**Task objective**.
Reproduce the listing below exactly, minus its pictures.

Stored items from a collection
* * *
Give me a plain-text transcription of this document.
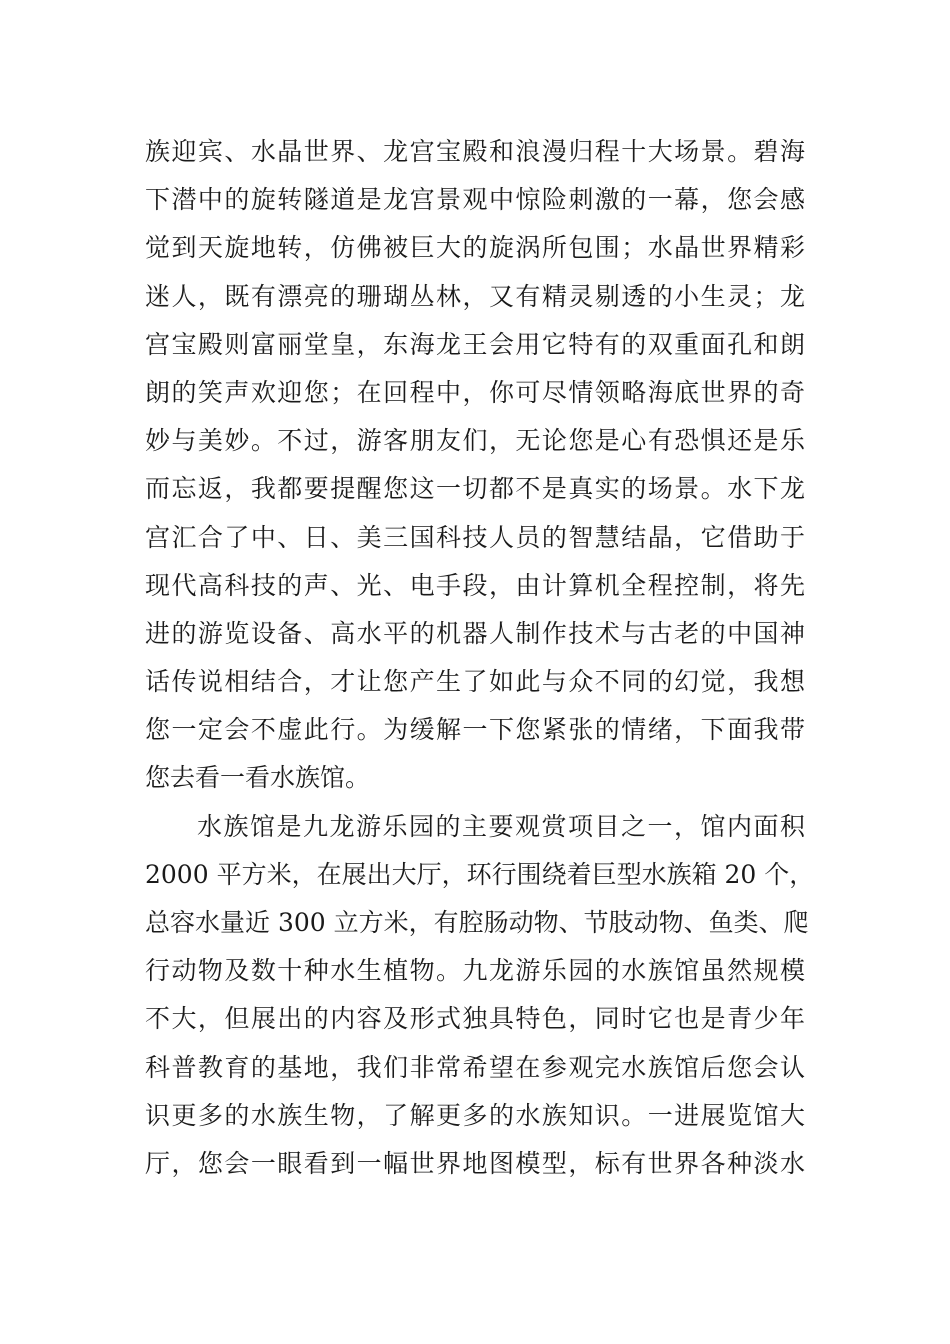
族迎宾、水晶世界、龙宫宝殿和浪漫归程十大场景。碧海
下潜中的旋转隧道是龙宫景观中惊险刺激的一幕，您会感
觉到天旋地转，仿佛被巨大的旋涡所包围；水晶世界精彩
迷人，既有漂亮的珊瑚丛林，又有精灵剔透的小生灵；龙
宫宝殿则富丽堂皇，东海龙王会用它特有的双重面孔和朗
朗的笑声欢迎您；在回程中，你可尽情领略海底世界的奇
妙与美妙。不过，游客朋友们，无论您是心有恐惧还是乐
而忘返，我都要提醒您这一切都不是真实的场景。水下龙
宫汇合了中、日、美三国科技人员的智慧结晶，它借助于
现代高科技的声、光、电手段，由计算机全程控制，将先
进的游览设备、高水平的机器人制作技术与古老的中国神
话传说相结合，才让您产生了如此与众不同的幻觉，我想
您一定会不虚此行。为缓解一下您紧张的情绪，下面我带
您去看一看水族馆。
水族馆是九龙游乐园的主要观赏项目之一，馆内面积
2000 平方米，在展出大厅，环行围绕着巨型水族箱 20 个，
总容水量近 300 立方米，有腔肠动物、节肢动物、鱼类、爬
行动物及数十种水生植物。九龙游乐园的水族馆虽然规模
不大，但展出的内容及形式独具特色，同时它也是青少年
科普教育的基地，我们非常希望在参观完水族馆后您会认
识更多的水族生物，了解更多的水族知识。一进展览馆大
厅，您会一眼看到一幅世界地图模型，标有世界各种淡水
* * *
**Result**.
Give me a plain-text transcription of this document.
族迎宾、水晶世界、龙宫宝殿和浪漫归程十大场景。碧海
下潜中的旋转隧道是龙宫景观中惊险刺激的一幕，您会感
觉到天旋地转，仿佛被巨大的旋涡所包围；水晶世界精彩
迷人，既有漂亮的珊瑚丛林，又有精灵剔透的小生灵；龙
宫宝殿则富丽堂皇，东海龙王会用它特有的双重面孔和朗
朗的笑声欢迎您；在回程中，你可尽情领略海底世界的奇
妙与美妙。不过，游客朋友们，无论您是心有恐惧还是乐
而忘返，我都要提醒您这一切都不是真实的场景。水下龙
宫汇合了中、日、美三国科技人员的智慧结晶，它借助于
现代高科技的声、光、电手段，由计算机全程控制，将先
进的游览设备、高水平的机器人制作技术与古老的中国神
话传说相结合，才让您产生了如此与众不同的幻觉，我想
您一定会不虚此行。为缓解一下您紧张的情绪，下面我带
您去看一看水族馆。
水族馆是九龙游乐园的主要观赏项目之一，馆内面积
2000 平方米，在展出大厅，环行围绕着巨型水族箱 20 个，
总容水量近 300 立方米，有腔肠动物、节肢动物、鱼类、爬
行动物及数十种水生植物。九龙游乐园的水族馆虽然规模
不大，但展出的内容及形式独具特色，同时它也是青少年
科普教育的基地，我们非常希望在参观完水族馆后您会认
识更多的水族生物，了解更多的水族知识。一进展览馆大
厅，您会一眼看到一幅世界地图模型，标有世界各种淡水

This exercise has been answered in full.